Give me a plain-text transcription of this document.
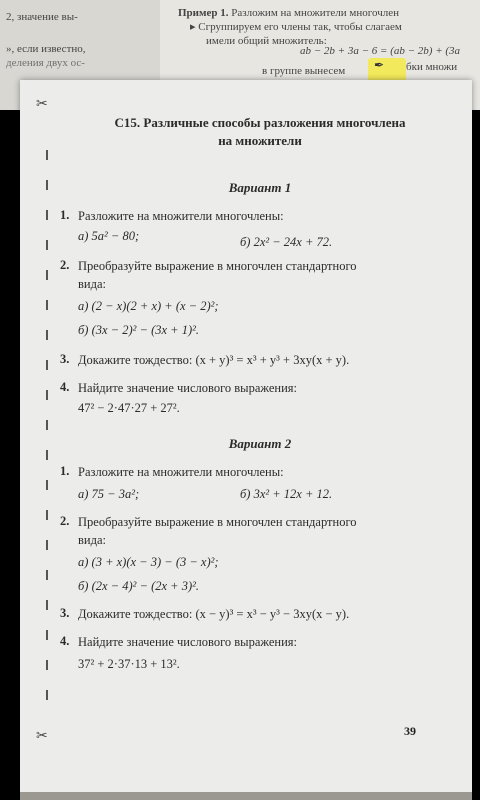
2, значение вы-
», если известно,
деления двух ос-
Пример 1. Разложим на множители многочлен
▸ Сгруппируем его члены так, чтобы слагаем
имели общий множитель:
ab − 2b + 3a − 6 = (ab − 2b) + (3a
в группе вынесем ✒ бки множи
✂
✂
С15. Различные способы разложения многочлена
на множители
Вариант 1
1. Разложите на множители многочлены:
а) 5a² − 80;	б) 2x² − 24x + 72.
2. Преобразуйте выражение в многочлен стандартного
вида:
а) (2 − x)(2 + x) + (x − 2)²;
б) (3x − 2)² − (3x + 1)².
3. Докажите тождество: (x + y)³ = x³ + y³ + 3xy(x + y).
4. Найдите значение числового выражения:
47² − 2·47·27 + 27².
Вариант 2
1. Разложите на множители многочлены:
а) 75 − 3a²;	б) 3x² + 12x + 12.
2. Преобразуйте выражение в многочлен стандартного
вида:
а) (3 + x)(x − 3) − (3 − x)²;
б) (2x − 4)² − (2x + 3)².
3. Докажите тождество: (x − y)³ = x³ − y³ − 3xy(x − y).
4. Найдите значение числового выражения:
37² + 2·37·13 + 13².
39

- **To do**
Find the word "множители" in the data and copy out each line where it turns up.

- **Final result**
Пример 1. Разложим на множители многочлен
на множители
1. Разложите на множители многочлены:
1. Разложите на множители многочлены:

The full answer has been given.